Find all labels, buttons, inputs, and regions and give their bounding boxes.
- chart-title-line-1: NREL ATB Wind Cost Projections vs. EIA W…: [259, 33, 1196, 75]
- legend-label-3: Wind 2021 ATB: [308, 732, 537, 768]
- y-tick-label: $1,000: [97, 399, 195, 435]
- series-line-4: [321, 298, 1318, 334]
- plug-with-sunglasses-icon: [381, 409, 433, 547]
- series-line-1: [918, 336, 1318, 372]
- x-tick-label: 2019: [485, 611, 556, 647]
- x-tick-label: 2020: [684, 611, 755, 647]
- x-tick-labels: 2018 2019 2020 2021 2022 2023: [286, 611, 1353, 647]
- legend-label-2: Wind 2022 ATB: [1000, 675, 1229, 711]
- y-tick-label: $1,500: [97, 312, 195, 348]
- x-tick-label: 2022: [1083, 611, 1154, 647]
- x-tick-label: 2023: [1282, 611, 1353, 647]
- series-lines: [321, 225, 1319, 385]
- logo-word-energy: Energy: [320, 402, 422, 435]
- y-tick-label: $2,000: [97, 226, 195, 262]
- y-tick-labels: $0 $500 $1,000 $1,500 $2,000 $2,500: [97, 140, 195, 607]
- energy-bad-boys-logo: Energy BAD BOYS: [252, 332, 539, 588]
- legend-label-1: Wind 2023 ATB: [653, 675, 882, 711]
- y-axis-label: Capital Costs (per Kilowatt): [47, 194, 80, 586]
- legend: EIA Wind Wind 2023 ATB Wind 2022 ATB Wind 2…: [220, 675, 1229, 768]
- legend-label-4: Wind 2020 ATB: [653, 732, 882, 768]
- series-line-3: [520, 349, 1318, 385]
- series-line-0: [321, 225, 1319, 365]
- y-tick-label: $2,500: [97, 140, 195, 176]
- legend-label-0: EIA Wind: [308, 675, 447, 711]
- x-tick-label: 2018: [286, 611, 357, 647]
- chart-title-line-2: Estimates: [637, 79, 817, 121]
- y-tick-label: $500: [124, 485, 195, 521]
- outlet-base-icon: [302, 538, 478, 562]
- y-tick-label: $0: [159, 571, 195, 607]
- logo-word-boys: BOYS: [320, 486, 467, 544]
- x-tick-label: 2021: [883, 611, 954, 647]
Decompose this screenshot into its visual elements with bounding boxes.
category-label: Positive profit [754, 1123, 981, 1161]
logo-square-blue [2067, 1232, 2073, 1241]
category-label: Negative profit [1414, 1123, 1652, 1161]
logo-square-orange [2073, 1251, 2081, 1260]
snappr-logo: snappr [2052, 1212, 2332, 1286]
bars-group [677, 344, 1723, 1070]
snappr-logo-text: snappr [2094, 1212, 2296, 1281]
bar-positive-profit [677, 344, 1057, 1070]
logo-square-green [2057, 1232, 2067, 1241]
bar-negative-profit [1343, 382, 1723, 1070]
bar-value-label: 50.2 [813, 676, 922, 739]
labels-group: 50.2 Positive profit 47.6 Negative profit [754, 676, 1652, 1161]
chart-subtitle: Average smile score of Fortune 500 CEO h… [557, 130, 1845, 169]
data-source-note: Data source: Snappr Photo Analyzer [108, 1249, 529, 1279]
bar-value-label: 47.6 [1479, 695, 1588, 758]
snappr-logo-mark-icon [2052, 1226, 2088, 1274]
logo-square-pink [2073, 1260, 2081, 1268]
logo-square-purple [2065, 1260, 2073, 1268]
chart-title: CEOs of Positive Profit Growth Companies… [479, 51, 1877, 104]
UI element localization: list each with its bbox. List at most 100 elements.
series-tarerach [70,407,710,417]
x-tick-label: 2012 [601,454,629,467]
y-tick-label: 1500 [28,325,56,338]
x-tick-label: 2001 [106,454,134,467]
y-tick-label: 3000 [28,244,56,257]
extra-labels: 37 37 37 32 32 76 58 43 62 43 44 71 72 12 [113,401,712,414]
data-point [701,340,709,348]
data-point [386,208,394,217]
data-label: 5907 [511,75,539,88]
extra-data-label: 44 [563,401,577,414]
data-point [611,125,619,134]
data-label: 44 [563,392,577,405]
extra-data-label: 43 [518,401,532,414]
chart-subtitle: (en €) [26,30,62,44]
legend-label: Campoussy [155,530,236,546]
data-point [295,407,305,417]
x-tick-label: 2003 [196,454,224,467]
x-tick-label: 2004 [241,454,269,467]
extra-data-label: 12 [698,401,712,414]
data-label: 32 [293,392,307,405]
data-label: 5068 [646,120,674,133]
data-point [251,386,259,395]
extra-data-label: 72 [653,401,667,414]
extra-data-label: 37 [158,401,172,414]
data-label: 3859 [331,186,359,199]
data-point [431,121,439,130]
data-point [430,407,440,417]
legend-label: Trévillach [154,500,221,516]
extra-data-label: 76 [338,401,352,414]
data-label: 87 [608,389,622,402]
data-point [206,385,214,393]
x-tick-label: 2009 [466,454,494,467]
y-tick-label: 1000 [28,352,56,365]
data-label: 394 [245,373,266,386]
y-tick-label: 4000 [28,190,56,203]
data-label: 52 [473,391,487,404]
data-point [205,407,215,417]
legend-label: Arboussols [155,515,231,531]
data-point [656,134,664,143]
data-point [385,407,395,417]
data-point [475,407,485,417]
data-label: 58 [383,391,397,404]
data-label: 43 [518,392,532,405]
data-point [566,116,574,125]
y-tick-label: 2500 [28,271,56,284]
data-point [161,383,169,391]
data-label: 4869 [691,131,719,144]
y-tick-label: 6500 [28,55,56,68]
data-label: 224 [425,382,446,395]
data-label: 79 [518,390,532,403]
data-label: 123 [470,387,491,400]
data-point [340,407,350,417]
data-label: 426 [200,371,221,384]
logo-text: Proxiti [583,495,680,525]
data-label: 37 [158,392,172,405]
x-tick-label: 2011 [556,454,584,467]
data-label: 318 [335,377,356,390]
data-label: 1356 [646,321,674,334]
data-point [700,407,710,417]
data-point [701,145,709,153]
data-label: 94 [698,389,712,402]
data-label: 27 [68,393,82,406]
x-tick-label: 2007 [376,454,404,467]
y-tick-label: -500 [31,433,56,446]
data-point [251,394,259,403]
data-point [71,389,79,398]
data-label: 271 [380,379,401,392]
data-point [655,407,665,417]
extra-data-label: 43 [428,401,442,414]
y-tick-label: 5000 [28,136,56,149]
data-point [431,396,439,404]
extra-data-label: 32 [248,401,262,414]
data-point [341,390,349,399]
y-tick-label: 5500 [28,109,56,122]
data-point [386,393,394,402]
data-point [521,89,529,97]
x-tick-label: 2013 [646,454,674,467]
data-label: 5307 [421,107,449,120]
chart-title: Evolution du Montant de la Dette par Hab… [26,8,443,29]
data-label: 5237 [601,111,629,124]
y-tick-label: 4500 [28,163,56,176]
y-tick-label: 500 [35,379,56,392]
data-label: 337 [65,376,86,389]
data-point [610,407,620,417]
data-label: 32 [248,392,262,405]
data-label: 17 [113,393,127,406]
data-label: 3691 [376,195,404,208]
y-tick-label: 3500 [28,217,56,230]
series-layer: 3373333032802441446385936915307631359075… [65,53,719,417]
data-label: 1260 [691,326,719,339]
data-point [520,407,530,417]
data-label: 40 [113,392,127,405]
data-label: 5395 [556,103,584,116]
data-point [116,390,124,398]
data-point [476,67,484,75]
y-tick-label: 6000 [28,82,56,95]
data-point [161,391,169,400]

EXERCISE AIM: Return every line of the records that contains the string "boxes". Letter case matters.

THE REPLY:
Find all labels, buttons, inputs, and regions and give their bounding boxes.
Decompose this screenshot into its visual elements with bounding boxes.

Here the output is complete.